[Records that describe figures]
## Begin
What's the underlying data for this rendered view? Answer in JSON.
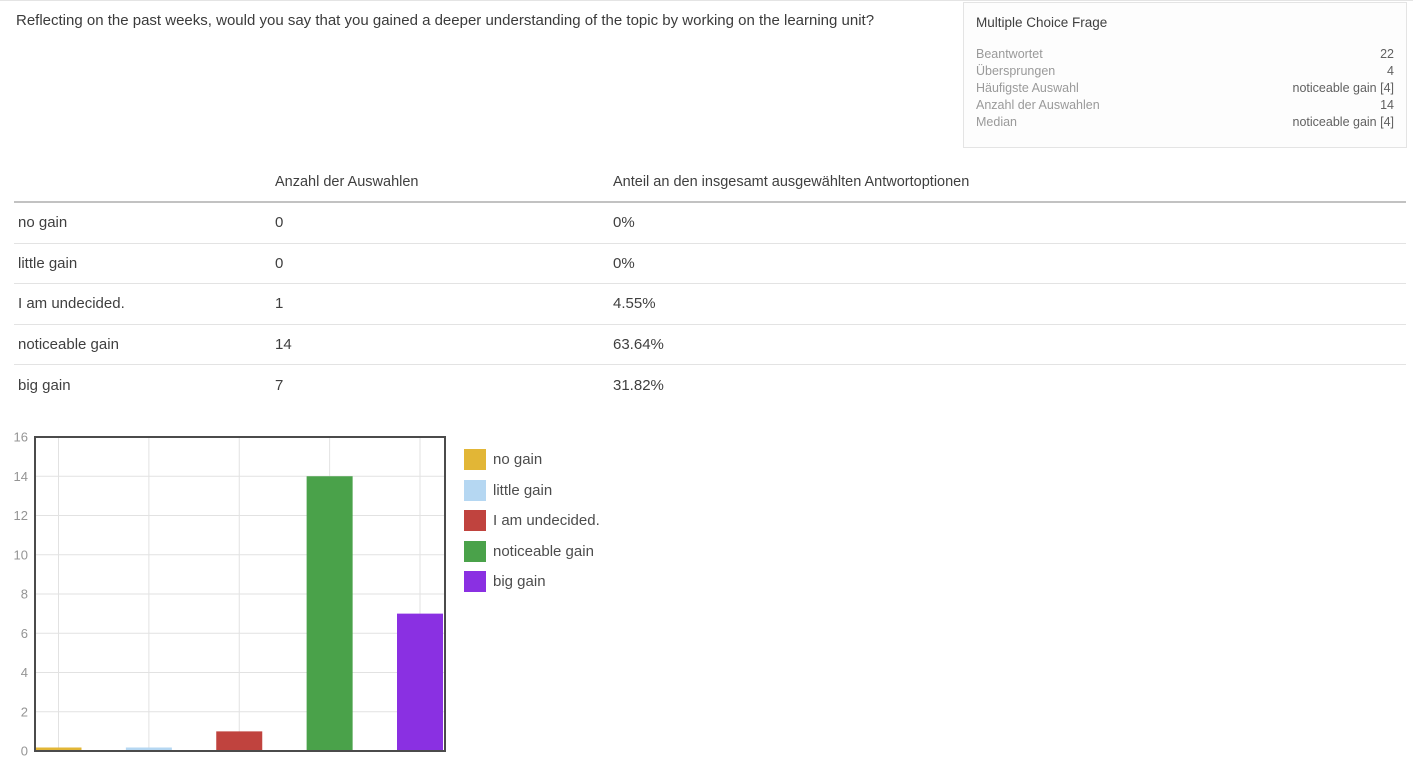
{
  "question": {
    "text": "Reflecting on the past weeks, would you say that you gained a deeper understanding of the topic by working on the learning unit?"
  },
  "stats_panel": {
    "title": "Multiple Choice Frage",
    "rows": [
      {
        "label": "Beantwortet",
        "value": "22"
      },
      {
        "label": "Übersprungen",
        "value": "4"
      },
      {
        "label": "Häufigste Auswahl",
        "value": "noticeable gain [4]"
      },
      {
        "label": "Anzahl der Auswahlen",
        "value": "14"
      },
      {
        "label": "Median",
        "value": "noticeable gain [4]"
      }
    ]
  },
  "table": {
    "headers": {
      "option": "",
      "count": "Anzahl der Auswahlen",
      "share": "Anteil an den insgesamt ausgewählten Antwortoptionen"
    },
    "rows": [
      {
        "option": "no gain",
        "count": "0",
        "share": "0%"
      },
      {
        "option": "little gain",
        "count": "0",
        "share": "0%"
      },
      {
        "option": "I am undecided.",
        "count": "1",
        "share": "4.55%"
      },
      {
        "option": "noticeable gain",
        "count": "14",
        "share": "63.64%"
      },
      {
        "option": "big gain",
        "count": "7",
        "share": "31.82%"
      }
    ]
  },
  "chart_data": {
    "type": "bar",
    "title": "",
    "xlabel": "",
    "ylabel": "",
    "categories": [
      "no gain",
      "little gain",
      "I am undecided.",
      "noticeable gain",
      "big gain"
    ],
    "values": [
      0,
      0,
      1,
      14,
      7
    ],
    "colors": [
      "#E2B636",
      "#B5D7F2",
      "#C0433E",
      "#4AA24A",
      "#8A30E2"
    ],
    "ylim": [
      0,
      16
    ],
    "ytick_step": 2,
    "grid": true,
    "legend_position": "right",
    "frame_color": "#4b4b4b",
    "gridline_color": "#e2e2e2",
    "tick_label_color": "#949494"
  }
}
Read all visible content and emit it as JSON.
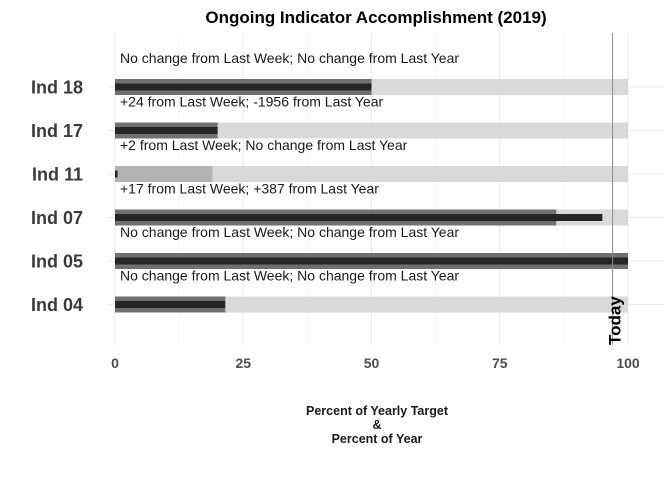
{
  "chart_data": {
    "type": "bar",
    "title": "Ongoing Indicator Accomplishment (2019)",
    "xlabel_lines": [
      "Percent of Yearly Target",
      "&",
      "Percent of Year"
    ],
    "xlim": [
      0,
      100
    ],
    "xticks": [
      0,
      25,
      50,
      75,
      100
    ],
    "grid": true,
    "today_label": "Today",
    "today_value": 97,
    "indicators": [
      {
        "name": "Ind 18",
        "target": 100,
        "year_progress": 50,
        "accomplishment": 50,
        "note": "No change from Last Week; No change from Last Year"
      },
      {
        "name": "Ind 17",
        "target": 100,
        "year_progress": 20,
        "accomplishment": 20,
        "note": "+24 from Last Week; -1956 from Last Year"
      },
      {
        "name": "Ind 11",
        "target": 100,
        "year_progress": 19,
        "accomplishment": 0.5,
        "note": "+2 from Last Week; No change from Last Year"
      },
      {
        "name": "Ind 07",
        "target": 100,
        "year_progress": 86,
        "accomplishment": 95,
        "note": "+17 from Last Week; +387 from Last Year"
      },
      {
        "name": "Ind 05",
        "target": 100,
        "year_progress": 100,
        "accomplishment": 100,
        "note": "No change from Last Week; No change from Last Year"
      },
      {
        "name": "Ind 04",
        "target": 100,
        "year_progress": 21.5,
        "accomplishment": 21.5,
        "note": "No change from Last Week; No change from Last Year"
      }
    ]
  }
}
## End
> [TASK DIRECTIONS]:
In the listing above, how many lines include the word "undecided"? Answer with the number and nothing more.

> [WORKED ANSWER]:
2